## Task statement
Without omitting anything, retype the data that follows.

Dataset items:
= = = =

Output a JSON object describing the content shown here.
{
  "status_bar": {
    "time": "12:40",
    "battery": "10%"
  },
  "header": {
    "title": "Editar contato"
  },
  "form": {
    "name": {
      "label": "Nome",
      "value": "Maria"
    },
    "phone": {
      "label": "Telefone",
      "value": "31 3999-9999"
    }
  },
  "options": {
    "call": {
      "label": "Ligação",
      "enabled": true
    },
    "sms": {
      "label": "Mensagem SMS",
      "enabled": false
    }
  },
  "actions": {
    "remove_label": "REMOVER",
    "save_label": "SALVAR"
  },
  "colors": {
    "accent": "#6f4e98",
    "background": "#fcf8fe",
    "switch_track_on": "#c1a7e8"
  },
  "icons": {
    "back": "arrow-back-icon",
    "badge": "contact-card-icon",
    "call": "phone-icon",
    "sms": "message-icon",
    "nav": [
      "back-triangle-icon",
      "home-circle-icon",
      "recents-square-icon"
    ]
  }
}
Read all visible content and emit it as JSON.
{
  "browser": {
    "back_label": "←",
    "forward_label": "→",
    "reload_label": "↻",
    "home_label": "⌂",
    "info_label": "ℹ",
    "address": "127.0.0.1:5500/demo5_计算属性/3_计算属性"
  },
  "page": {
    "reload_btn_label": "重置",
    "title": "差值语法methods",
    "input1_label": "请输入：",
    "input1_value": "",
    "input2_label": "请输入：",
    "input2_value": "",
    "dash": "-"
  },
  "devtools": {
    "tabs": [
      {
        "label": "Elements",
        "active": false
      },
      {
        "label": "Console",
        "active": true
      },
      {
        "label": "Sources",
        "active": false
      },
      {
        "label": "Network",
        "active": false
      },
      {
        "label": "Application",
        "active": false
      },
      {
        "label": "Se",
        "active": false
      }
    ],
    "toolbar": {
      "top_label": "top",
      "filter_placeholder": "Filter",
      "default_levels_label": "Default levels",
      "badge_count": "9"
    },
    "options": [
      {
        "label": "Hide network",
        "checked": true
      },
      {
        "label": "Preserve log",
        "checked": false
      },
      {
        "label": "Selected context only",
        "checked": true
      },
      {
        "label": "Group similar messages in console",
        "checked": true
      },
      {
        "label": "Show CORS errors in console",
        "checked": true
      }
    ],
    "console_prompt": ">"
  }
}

= = = =

## Worked solution
Output a JSON object describing the content shown here.
{
  "status_bar": {
    "time": "12:40",
    "battery": "10%"
  },
  "header": {
    "title": "Editar contato"
  },
  "form": {
    "name": {
      "label": "Nome",
      "value": "Maria"
    },
    "phone": {
      "label": "Telefone",
      "value": "31 3999-9999"
    }
  },
  "options": {
    "call": {
      "label": "Ligação",
      "enabled": true
    },
    "sms": {
      "label": "Mensagem SMS",
      "enabled": false
    }
  },
  "actions": {
    "remove_label": "REMOVER",
    "save_label": "SALVAR"
  },
  "colors": {
    "accent": "#6f4e98",
    "background": "#fcf8fe",
    "switch_track_on": "#c1a7e8"
  },
  "icons": {
    "back": "arrow-back-icon",
    "badge": "contact-card-icon",
    "call": "phone-icon",
    "sms": "message-icon",
    "nav": [
      "back-triangle-icon",
      "home-circle-icon",
      "recents-square-icon"
    ]
  }
}
Read all visible content and emit it as JSON.
{
  "browser": {
    "back_label": "←",
    "forward_label": "→",
    "reload_label": "↻",
    "home_label": "⌂",
    "info_label": "ℹ",
    "address": "127.0.0.1:5500/demo5_计算属性/3_计算属性"
  },
  "page": {
    "reload_btn_label": "重置",
    "title": "差值语法methods",
    "input1_label": "请输入：",
    "input1_value": "",
    "input2_label": "请输入：",
    "input2_value": "",
    "dash": "-"
  },
  "devtools": {
    "tabs": [
      {
        "label": "Elements",
        "active": false
      },
      {
        "label": "Console",
        "active": true
      },
      {
        "label": "Sources",
        "active": false
      },
      {
        "label": "Network",
        "active": false
      },
      {
        "label": "Application",
        "active": false
      },
      {
        "label": "Se",
        "active": false
      }
    ],
    "toolbar": {
      "top_label": "top",
      "filter_placeholder": "Filter",
      "default_levels_label": "Default levels",
      "badge_count": "9"
    },
    "options": [
      {
        "label": "Hide network",
        "checked": true
      },
      {
        "label": "Preserve log",
        "checked": false
      },
      {
        "label": "Selected context only",
        "checked": true
      },
      {
        "label": "Group similar messages in console",
        "checked": true
      },
      {
        "label": "Show CORS errors in console",
        "checked": true
      }
    ],
    "console_prompt": ">"
  }
}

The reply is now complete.